> [AIM]
Can you write out all of the material below, word for word?

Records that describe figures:
========================

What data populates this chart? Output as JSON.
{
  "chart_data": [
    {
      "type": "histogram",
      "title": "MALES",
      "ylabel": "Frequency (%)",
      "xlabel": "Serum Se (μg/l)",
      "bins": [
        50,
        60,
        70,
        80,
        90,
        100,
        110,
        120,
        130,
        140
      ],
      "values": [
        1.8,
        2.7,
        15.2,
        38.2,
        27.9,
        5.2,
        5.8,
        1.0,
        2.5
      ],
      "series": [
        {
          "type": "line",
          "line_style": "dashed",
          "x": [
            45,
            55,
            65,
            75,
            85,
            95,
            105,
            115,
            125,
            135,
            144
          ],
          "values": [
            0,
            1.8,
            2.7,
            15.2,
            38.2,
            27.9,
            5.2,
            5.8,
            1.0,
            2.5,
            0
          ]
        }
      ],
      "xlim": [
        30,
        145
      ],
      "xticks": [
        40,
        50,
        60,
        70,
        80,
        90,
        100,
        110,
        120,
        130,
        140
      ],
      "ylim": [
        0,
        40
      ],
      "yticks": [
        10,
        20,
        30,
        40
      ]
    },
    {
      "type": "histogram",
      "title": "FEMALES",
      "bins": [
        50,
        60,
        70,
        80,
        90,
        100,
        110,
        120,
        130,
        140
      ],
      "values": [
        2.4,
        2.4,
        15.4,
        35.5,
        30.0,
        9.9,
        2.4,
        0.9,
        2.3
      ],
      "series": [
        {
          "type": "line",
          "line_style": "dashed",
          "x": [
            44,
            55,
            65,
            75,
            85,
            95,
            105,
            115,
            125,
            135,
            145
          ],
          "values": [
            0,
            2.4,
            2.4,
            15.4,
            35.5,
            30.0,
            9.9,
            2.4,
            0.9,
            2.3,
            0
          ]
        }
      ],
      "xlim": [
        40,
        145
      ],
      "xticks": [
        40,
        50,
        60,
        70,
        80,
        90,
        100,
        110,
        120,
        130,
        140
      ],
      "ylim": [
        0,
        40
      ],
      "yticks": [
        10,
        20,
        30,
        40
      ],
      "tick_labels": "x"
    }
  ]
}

========================

> [RESULT]
What data populates this chart? Output as JSON.
{
  "chart_data": [
    {
      "type": "histogram",
      "title": "MALES",
      "ylabel": "Frequency (%)",
      "xlabel": "Serum Se (μg/l)",
      "bins": [
        50,
        60,
        70,
        80,
        90,
        100,
        110,
        120,
        130,
        140
      ],
      "values": [
        1.8,
        2.7,
        15.2,
        38.2,
        27.9,
        5.2,
        5.8,
        1.0,
        2.5
      ],
      "series": [
        {
          "type": "line",
          "line_style": "dashed",
          "x": [
            45,
            55,
            65,
            75,
            85,
            95,
            105,
            115,
            125,
            135,
            144
          ],
          "values": [
            0,
            1.8,
            2.7,
            15.2,
            38.2,
            27.9,
            5.2,
            5.8,
            1.0,
            2.5,
            0
          ]
        }
      ],
      "xlim": [
        30,
        145
      ],
      "xticks": [
        40,
        50,
        60,
        70,
        80,
        90,
        100,
        110,
        120,
        130,
        140
      ],
      "ylim": [
        0,
        40
      ],
      "yticks": [
        10,
        20,
        30,
        40
      ]
    },
    {
      "type": "histogram",
      "title": "FEMALES",
      "bins": [
        50,
        60,
        70,
        80,
        90,
        100,
        110,
        120,
        130,
        140
      ],
      "values": [
        2.4,
        2.4,
        15.4,
        35.5,
        30.0,
        9.9,
        2.4,
        0.9,
        2.3
      ],
      "series": [
        {
          "type": "line",
          "line_style": "dashed",
          "x": [
            44,
            55,
            65,
            75,
            85,
            95,
            105,
            115,
            125,
            135,
            145
          ],
          "values": [
            0,
            2.4,
            2.4,
            15.4,
            35.5,
            30.0,
            9.9,
            2.4,
            0.9,
            2.3,
            0
          ]
        }
      ],
      "xlim": [
        40,
        145
      ],
      "xticks": [
        40,
        50,
        60,
        70,
        80,
        90,
        100,
        110,
        120,
        130,
        140
      ],
      "ylim": [
        0,
        40
      ],
      "yticks": [
        10,
        20,
        30,
        40
      ],
      "tick_labels": "x"
    }
  ]
}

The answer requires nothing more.